* _Written exercise_: Examine the records and identify each line that includes the string "Peformance". Copy those lines.

(Saved entries)
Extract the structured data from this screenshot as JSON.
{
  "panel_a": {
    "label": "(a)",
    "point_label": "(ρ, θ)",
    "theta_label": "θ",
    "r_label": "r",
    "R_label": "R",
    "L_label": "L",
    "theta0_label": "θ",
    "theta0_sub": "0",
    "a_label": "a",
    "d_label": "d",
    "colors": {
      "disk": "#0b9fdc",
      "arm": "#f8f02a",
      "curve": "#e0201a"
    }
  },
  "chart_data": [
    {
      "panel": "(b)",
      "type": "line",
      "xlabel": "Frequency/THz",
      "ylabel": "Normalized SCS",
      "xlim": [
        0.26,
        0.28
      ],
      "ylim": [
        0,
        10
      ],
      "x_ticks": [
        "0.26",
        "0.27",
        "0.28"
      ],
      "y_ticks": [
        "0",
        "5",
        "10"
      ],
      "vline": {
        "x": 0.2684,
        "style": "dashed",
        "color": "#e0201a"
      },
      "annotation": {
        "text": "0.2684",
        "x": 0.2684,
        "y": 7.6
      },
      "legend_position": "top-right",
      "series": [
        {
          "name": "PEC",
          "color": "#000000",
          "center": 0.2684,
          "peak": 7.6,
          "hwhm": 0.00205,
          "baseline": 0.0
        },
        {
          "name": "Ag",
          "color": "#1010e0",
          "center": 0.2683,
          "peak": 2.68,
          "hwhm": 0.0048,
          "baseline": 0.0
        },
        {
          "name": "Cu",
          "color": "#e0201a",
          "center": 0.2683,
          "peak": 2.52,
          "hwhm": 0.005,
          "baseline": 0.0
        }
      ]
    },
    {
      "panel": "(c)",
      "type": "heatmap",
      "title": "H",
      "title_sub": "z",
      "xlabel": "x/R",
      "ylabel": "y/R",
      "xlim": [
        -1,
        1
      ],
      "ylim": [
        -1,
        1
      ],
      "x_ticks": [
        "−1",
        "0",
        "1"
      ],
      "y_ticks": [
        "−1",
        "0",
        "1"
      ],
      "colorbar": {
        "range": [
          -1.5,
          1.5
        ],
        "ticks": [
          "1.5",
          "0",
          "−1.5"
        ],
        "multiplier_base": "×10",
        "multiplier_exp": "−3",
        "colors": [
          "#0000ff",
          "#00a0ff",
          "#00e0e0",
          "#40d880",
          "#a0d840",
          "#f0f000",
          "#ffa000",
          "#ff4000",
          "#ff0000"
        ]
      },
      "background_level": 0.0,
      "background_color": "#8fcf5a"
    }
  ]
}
==
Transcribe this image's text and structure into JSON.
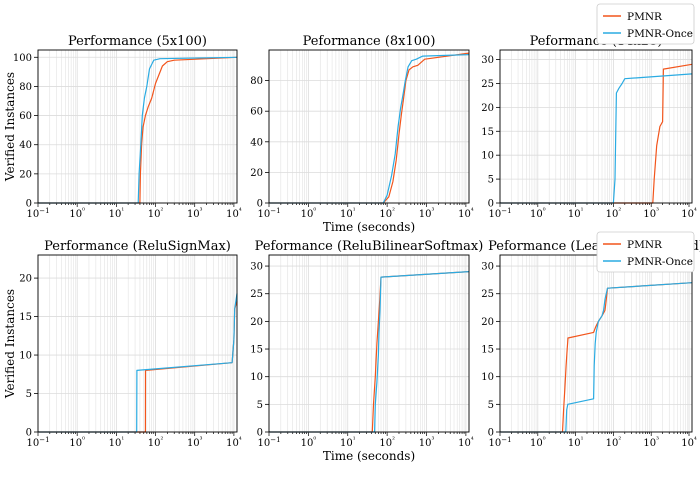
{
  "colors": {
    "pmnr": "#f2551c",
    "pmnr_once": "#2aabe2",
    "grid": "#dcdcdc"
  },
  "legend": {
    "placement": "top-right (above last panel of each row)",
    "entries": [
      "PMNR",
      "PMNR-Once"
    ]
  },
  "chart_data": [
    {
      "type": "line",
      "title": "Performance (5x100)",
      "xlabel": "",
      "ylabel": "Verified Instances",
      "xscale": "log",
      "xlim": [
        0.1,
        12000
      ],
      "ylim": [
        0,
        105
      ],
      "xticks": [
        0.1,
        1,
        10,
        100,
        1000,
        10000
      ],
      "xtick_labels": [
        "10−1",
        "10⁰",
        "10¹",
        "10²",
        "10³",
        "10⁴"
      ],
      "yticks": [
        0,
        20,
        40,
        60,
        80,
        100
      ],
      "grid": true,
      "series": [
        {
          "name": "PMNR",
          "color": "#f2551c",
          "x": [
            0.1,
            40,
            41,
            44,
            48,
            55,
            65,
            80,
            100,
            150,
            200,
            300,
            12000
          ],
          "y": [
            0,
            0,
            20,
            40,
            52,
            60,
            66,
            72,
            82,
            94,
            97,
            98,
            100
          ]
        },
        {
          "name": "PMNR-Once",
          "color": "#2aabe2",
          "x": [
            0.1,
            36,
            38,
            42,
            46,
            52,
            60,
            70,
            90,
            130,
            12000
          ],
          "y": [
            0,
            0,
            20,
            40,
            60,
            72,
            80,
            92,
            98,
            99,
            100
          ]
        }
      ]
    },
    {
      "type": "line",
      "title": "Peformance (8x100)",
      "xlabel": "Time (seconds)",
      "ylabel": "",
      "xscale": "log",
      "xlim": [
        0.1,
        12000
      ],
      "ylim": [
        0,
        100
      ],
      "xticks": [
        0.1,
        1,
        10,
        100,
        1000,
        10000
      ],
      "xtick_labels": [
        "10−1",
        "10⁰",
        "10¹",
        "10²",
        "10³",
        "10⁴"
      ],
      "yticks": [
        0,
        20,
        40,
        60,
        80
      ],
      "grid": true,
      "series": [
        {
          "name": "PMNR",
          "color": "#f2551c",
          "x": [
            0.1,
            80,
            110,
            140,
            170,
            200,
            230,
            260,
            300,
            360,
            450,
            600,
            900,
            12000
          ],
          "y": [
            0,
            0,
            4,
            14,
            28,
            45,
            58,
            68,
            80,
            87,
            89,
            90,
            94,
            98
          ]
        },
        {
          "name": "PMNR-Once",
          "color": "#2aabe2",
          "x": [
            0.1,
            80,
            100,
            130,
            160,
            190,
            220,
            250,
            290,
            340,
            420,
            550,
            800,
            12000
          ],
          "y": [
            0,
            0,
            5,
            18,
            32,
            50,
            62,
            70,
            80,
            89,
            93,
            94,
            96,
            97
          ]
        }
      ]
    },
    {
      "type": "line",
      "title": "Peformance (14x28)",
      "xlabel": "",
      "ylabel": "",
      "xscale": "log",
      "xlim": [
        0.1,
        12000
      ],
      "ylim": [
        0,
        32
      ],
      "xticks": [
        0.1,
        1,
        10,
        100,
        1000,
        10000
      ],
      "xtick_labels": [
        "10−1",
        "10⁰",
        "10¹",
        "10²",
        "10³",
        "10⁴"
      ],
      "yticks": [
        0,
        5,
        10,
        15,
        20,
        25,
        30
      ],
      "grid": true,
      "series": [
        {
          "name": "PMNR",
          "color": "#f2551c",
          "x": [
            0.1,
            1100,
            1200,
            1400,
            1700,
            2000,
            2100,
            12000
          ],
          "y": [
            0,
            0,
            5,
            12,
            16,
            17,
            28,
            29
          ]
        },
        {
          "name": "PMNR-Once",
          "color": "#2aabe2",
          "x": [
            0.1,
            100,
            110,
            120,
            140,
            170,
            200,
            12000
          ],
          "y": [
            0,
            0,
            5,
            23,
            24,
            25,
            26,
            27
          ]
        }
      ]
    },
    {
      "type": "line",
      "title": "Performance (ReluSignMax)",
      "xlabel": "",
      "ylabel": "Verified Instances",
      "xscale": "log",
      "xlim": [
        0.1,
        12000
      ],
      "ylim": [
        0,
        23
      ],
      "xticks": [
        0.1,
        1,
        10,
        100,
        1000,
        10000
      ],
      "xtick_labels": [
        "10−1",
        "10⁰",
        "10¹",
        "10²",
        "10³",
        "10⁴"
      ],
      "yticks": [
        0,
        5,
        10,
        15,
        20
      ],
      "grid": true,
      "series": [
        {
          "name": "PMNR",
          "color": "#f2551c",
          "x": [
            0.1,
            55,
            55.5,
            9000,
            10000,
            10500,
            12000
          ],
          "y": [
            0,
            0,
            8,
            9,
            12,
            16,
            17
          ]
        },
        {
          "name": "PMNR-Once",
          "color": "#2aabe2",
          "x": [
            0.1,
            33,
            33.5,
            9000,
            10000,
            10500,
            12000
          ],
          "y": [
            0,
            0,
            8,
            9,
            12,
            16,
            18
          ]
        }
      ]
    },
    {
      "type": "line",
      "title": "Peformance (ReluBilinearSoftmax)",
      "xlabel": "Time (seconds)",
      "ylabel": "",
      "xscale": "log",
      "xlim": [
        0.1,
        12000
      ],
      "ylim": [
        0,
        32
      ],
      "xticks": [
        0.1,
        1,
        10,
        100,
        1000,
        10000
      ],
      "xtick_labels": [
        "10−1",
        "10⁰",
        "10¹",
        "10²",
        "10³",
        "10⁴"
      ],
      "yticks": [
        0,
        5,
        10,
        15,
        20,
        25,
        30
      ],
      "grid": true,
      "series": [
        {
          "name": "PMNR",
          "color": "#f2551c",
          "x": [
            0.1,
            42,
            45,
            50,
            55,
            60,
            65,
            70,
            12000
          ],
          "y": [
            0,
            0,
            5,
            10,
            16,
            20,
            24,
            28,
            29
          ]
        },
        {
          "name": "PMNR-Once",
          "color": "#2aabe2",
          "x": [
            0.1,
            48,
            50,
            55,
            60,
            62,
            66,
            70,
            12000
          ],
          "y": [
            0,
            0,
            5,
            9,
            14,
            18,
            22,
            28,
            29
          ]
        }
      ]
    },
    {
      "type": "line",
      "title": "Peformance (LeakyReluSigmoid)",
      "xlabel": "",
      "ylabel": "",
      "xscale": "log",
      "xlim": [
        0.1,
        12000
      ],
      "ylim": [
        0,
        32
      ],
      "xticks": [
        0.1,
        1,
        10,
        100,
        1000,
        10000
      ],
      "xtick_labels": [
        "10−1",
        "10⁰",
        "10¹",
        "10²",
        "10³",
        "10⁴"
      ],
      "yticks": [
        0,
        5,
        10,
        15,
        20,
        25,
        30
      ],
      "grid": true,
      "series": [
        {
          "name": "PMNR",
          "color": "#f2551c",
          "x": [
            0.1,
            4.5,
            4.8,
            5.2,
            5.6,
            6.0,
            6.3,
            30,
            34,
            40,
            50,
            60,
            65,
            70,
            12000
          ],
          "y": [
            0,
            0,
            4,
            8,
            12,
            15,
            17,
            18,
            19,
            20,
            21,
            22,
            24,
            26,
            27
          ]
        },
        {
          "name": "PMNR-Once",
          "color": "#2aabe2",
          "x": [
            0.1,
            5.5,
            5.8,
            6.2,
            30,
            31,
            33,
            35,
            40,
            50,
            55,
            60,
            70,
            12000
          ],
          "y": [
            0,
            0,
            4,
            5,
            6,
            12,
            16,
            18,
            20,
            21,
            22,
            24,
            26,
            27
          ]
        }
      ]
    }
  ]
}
* * *
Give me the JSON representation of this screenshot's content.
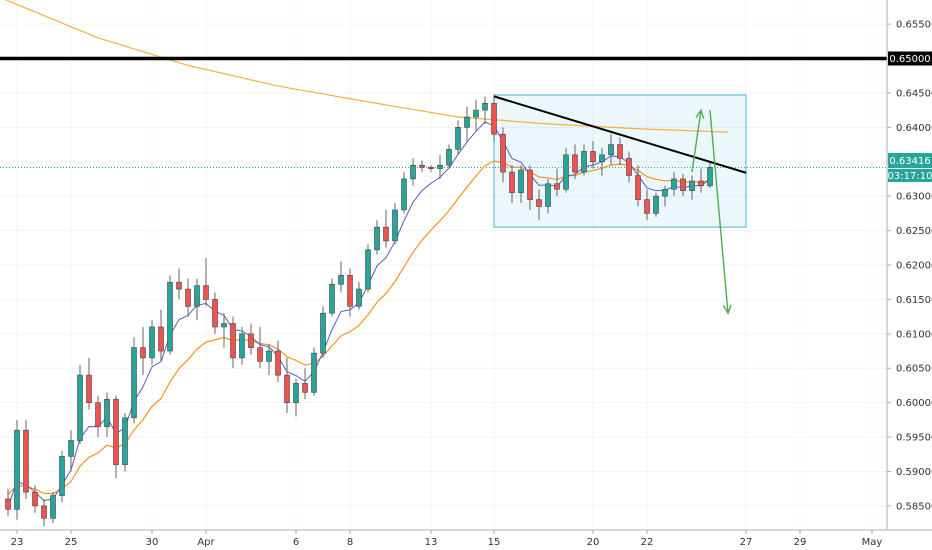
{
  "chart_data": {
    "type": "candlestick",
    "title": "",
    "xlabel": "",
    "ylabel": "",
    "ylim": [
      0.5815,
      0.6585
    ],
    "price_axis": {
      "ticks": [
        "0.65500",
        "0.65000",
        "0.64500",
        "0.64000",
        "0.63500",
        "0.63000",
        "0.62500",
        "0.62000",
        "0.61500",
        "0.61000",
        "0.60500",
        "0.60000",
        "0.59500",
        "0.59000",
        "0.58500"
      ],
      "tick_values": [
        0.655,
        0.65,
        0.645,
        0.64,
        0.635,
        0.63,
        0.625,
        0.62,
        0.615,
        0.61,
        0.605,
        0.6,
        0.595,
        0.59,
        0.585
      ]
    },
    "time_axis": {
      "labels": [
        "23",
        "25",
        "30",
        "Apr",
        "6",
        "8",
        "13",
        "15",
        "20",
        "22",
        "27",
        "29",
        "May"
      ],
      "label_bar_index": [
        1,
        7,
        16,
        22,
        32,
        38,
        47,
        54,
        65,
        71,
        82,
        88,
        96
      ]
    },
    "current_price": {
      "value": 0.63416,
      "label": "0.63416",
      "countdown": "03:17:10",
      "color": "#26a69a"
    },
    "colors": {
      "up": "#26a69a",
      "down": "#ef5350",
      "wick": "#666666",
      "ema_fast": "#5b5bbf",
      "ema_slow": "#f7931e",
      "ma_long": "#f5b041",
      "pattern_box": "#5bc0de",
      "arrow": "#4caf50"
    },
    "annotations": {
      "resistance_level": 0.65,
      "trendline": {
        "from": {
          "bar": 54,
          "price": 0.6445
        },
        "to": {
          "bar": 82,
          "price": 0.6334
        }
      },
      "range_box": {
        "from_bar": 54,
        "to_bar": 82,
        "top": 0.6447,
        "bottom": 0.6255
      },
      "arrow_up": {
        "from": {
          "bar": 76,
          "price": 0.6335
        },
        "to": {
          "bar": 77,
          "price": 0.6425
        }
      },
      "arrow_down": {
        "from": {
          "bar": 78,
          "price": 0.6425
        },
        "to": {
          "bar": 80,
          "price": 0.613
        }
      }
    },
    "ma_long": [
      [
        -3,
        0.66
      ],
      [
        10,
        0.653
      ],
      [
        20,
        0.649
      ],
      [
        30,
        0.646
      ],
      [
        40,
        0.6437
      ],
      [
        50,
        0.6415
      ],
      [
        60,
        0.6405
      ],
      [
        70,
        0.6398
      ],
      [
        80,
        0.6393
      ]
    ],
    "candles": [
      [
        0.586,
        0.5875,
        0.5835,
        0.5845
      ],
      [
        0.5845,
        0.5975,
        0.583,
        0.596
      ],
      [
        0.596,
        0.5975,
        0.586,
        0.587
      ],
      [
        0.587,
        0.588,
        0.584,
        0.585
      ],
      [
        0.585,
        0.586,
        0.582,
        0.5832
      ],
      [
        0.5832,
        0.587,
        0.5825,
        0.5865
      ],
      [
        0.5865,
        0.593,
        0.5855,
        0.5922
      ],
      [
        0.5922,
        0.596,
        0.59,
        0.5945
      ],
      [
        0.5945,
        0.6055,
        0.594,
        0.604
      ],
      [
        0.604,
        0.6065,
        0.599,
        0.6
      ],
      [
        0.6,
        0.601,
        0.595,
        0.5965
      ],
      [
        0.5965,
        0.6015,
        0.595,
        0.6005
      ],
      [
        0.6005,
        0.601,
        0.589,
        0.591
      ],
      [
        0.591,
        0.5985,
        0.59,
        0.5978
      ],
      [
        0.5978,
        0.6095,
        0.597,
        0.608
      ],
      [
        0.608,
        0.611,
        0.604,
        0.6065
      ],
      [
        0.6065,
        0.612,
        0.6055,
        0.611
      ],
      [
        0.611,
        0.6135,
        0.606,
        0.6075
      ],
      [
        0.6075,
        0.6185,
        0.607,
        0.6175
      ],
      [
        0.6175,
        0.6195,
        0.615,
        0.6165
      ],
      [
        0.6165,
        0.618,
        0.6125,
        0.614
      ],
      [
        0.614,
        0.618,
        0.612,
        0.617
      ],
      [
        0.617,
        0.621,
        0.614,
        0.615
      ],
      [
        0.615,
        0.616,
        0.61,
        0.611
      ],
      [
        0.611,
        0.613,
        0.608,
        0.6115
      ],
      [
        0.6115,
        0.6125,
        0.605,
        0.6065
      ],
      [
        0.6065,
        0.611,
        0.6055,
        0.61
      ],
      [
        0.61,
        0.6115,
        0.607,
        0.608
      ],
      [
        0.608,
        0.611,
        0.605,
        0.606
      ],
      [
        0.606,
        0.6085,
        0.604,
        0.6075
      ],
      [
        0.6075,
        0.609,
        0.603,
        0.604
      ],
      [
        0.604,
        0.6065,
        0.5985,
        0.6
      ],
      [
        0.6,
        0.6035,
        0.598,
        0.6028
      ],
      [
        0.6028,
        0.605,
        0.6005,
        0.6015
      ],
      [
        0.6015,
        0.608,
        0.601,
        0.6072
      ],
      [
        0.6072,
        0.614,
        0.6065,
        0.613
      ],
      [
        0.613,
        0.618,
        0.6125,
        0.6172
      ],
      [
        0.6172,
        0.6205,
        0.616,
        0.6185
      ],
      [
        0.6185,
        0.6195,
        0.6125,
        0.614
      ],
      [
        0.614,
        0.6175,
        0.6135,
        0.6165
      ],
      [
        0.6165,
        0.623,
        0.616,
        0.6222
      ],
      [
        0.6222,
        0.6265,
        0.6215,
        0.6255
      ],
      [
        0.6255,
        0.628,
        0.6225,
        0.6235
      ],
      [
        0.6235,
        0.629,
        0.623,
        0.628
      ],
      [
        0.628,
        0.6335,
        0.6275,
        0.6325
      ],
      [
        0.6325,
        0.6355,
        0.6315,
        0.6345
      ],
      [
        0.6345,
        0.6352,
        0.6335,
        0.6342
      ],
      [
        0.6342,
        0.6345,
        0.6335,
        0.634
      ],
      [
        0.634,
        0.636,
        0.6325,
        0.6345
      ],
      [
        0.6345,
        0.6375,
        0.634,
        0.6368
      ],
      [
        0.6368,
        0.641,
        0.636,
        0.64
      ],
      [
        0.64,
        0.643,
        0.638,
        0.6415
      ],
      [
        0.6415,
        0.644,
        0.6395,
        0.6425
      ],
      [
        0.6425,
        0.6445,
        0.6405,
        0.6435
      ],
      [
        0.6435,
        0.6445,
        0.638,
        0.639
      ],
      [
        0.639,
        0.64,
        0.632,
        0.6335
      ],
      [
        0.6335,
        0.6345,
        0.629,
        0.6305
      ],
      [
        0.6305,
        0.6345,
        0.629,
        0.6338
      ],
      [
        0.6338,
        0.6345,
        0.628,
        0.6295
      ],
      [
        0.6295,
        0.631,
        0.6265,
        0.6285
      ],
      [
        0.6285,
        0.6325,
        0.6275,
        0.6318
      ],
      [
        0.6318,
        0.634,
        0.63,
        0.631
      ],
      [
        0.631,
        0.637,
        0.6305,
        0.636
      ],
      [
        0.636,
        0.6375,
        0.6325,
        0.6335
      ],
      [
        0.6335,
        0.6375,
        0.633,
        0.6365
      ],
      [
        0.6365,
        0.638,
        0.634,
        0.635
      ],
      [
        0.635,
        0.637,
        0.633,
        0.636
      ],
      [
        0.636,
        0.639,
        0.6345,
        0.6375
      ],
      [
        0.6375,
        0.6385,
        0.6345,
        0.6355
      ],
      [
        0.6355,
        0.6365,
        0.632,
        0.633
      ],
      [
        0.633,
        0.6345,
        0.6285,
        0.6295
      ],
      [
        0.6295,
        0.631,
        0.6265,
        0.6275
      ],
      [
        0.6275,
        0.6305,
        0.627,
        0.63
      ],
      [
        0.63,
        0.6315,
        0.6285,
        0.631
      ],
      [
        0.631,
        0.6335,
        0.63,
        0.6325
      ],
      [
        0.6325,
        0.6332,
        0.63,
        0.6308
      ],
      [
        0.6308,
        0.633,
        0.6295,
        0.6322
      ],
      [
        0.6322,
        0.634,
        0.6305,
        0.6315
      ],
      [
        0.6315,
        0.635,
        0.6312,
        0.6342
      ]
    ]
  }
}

* _The reply_:
      "title": "Peformance (8x100)",
      "title": "Peformance (14x28)",
      "title": "Peformance (ReluBilinearSoftmax)",
      "title": "Peformance (LeakyReluSigmoid)",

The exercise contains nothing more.